*Short exercise:*
Transcribe all records exactly.

*Given data:*
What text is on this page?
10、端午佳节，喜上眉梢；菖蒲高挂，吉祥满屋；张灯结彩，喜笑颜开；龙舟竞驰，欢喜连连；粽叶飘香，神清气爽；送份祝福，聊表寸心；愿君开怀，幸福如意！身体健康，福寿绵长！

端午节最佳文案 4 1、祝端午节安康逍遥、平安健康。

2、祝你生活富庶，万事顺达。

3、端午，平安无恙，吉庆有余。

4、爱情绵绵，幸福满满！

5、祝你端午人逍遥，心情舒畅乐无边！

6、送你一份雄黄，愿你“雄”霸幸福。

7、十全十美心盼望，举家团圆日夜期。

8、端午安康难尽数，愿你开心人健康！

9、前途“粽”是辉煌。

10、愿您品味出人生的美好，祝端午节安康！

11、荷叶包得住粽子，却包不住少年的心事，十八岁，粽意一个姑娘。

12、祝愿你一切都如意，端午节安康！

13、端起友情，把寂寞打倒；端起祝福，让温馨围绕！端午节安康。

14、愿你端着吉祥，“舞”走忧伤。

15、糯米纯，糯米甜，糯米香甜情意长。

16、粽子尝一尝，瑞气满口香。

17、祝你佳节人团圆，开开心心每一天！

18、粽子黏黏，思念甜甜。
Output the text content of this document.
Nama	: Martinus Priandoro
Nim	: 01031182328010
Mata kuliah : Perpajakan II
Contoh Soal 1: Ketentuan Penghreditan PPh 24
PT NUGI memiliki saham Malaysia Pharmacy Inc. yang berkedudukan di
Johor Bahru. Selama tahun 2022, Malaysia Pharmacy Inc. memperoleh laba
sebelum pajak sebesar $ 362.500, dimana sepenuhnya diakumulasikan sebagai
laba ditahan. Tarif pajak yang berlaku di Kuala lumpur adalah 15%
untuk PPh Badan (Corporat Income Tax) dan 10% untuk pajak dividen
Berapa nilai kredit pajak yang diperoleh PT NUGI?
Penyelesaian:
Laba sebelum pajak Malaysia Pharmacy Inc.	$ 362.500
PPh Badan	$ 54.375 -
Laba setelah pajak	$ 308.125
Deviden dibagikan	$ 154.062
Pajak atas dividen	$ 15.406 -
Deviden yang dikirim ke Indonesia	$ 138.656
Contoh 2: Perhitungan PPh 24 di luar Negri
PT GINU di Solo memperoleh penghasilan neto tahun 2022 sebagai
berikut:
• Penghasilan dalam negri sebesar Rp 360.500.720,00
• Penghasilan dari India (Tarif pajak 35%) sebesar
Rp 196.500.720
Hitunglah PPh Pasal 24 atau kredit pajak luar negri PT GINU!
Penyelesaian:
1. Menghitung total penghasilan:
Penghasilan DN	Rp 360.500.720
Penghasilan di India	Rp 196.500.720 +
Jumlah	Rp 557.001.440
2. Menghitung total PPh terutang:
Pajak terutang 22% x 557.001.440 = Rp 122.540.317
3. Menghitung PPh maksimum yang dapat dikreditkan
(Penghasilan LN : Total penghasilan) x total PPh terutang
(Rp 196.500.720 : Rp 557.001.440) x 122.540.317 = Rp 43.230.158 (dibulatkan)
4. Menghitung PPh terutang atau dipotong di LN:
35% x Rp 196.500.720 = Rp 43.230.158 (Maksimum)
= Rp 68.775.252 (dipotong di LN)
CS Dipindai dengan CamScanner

*Output for this task:*
What text is on this page?
10、端午佳节，喜上眉梢；菖蒲高挂，吉祥满屋；张灯结彩，喜笑颜开；龙舟竞驰，欢喜连连；粽叶飘香，神清气爽；送份祝福，聊表寸心；愿君开怀，幸福如意！身体健康，福寿绵长！

端午节最佳文案 4 1、祝端午节安康逍遥、平安健康。

2、祝你生活富庶，万事顺达。

3、端午，平安无恙，吉庆有余。

4、爱情绵绵，幸福满满！

5、祝你端午人逍遥，心情舒畅乐无边！

6、送你一份雄黄，愿你“雄”霸幸福。

7、十全十美心盼望，举家团圆日夜期。

8、端午安康难尽数，愿你开心人健康！

9、前途“粽”是辉煌。

10、愿您品味出人生的美好，祝端午节安康！

11、荷叶包得住粽子，却包不住少年的心事，十八岁，粽意一个姑娘。

12、祝愿你一切都如意，端午节安康！

13、端起友情，把寂寞打倒；端起祝福，让温馨围绕！端午节安康。

14、愿你端着吉祥，“舞”走忧伤。

15、糯米纯，糯米甜，糯米香甜情意长。

16、粽子尝一尝，瑞气满口香。

17、祝你佳节人团圆，开开心心每一天！

18、粽子黏黏，思念甜甜。
Output the text content of this document.
Nama	: Martinus Priandoro
Nim	: 01031182328010
Mata kuliah : Perpajakan II
Contoh Soal 1: Ketentuan Penghreditan PPh 24
PT NUGI memiliki saham Malaysia Pharmacy Inc. yang berkedudukan di
Johor Bahru. Selama tahun 2022, Malaysia Pharmacy Inc. memperoleh laba
sebelum pajak sebesar $ 362.500, dimana sepenuhnya diakumulasikan sebagai
laba ditahan. Tarif pajak yang berlaku di Kuala lumpur adalah 15%
untuk PPh Badan (Corporat Income Tax) dan 10% untuk pajak dividen
Berapa nilai kredit pajak yang diperoleh PT NUGI?
Penyelesaian:
Laba sebelum pajak Malaysia Pharmacy Inc.	$ 362.500
PPh Badan	$ 54.375 -
Laba setelah pajak	$ 308.125
Deviden dibagikan	$ 154.062
Pajak atas dividen	$ 15.406 -
Deviden yang dikirim ke Indonesia	$ 138.656
Contoh 2: Perhitungan PPh 24 di luar Negri
PT GINU di Solo memperoleh penghasilan neto tahun 2022 sebagai
berikut:
• Penghasilan dalam negri sebesar Rp 360.500.720,00
• Penghasilan dari India (Tarif pajak 35%) sebesar
Rp 196.500.720
Hitunglah PPh Pasal 24 atau kredit pajak luar negri PT GINU!
Penyelesaian:
1. Menghitung total penghasilan:
Penghasilan DN	Rp 360.500.720
Penghasilan di India	Rp 196.500.720 +
Jumlah	Rp 557.001.440
2. Menghitung total PPh terutang:
Pajak terutang 22% x 557.001.440 = Rp 122.540.317
3. Menghitung PPh maksimum yang dapat dikreditkan
(Penghasilan LN : Total penghasilan) x total PPh terutang
(Rp 196.500.720 : Rp 557.001.440) x 122.540.317 = Rp 43.230.158 (dibulatkan)
4. Menghitung PPh terutang atau dipotong di LN:
35% x Rp 196.500.720 = Rp 43.230.158 (Maksimum)
= Rp 68.775.252 (dipotong di LN)
CS Dipindai dengan CamScanner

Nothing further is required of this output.